_Brief:_
For the data below, tally how many lines contain "been" and answer only with that tally.

-- Material provided follows --

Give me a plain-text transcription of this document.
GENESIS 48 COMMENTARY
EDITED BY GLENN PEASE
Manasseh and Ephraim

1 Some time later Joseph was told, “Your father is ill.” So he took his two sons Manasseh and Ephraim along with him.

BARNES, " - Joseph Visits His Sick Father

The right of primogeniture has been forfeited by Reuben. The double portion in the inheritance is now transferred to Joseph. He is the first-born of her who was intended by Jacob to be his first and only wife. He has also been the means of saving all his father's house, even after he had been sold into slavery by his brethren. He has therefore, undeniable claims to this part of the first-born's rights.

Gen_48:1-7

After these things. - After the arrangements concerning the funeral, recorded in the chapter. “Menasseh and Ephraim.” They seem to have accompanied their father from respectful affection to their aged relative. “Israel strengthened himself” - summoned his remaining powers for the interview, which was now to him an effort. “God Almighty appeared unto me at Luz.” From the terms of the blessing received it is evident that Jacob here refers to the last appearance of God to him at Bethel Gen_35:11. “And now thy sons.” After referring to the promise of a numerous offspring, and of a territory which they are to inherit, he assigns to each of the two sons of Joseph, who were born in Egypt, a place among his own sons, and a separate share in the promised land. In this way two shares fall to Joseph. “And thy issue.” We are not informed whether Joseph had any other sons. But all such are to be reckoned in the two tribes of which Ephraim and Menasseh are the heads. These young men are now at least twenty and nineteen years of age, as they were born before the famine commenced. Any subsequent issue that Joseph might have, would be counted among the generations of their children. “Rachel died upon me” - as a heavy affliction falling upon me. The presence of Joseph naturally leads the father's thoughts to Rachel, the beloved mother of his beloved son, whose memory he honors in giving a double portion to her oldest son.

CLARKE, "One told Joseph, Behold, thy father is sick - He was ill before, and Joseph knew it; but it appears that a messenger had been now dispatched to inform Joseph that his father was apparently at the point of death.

-- Material provided concluded --

_Problem solution:_
2